Come al solito, il dibattito sull’ultima novità della politica italiana, il generale Roberto Vannacci, divide commentatori e opinione pubblica in tre gruppi: quelli che lo demonizzano, quelli che lo esaltano e quelli che se la prendono con chi lo demonizza dicendo che così in realtà gli fa un favore (terzo gruppo in cui in realtà si mescolano tanto gli avversari del generale, sinceramente convinti della tesi, quanto i suoi sostenitori, che la usano per irridere gli avversari dandosi arie da osservatori indipendenti).

Chi dice che è un dibattito noiosissimo e stupido, come faceva ieri sera Massimo Cacciari a Otto e mezzo e fa oggi Guia Soncini su Linkiesta, ha dunque ragione e torto allo stesso tempo. Ha ragione perché è proprio così, è un dibattito assurdo e controproducente che si ripete tale e quale da oltre trent’anni, cioè dal giorno in cui il referendum maggioritario aprì la strada a Silvio Berlusconi.

___

Trascrivi alla lettera il passo del testo sul dibattito intorno al generale Vannacci che si apre con le parole contenenti "Chi dice che" e si chiude con "a Silvio Berlusconi.".

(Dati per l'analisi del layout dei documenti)
___

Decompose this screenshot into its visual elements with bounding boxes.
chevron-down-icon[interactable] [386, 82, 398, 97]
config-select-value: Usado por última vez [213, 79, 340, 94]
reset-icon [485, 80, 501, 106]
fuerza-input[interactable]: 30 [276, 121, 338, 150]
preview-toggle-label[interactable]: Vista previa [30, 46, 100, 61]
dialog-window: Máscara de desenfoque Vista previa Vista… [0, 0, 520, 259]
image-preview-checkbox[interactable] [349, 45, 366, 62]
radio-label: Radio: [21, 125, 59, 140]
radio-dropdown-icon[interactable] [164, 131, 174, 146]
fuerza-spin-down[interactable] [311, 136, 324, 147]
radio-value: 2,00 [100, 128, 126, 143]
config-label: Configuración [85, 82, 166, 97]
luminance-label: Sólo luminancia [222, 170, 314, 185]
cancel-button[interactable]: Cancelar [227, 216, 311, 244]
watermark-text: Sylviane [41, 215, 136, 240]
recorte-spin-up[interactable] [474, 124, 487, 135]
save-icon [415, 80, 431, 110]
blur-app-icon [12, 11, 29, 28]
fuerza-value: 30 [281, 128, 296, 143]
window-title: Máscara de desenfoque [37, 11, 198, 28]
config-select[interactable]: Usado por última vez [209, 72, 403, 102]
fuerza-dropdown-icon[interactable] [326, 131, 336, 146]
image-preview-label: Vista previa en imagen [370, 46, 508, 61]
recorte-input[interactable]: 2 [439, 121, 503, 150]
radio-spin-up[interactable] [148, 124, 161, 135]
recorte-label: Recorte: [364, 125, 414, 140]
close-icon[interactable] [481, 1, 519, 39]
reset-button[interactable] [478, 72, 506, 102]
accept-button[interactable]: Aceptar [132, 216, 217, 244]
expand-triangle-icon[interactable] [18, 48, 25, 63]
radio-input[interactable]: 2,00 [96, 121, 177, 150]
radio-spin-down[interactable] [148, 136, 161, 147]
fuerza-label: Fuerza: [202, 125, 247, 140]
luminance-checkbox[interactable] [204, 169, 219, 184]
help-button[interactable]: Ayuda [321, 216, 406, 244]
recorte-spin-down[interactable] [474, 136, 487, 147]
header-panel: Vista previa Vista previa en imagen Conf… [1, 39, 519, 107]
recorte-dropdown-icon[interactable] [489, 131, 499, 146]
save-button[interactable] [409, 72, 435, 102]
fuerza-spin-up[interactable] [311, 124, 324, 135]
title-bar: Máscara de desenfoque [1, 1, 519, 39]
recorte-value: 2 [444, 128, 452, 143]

___

→ RISPOSTA ATTESA:
Chi dice che è un dibattito noiosissimo e stupido, come faceva ieri sera Massimo Cacciari a Otto e mezzo e fa oggi Guia Soncini su Linkiesta, ha dunque ragione e torto allo stesso tempo. Ha ragione perché è proprio così, è un dibattito assurdo e controproducente che si ripete tale e quale da oltre trent’anni, cioè dal giorno in cui il referendum maggioritario aprì la strada a Silvio Berlusconi.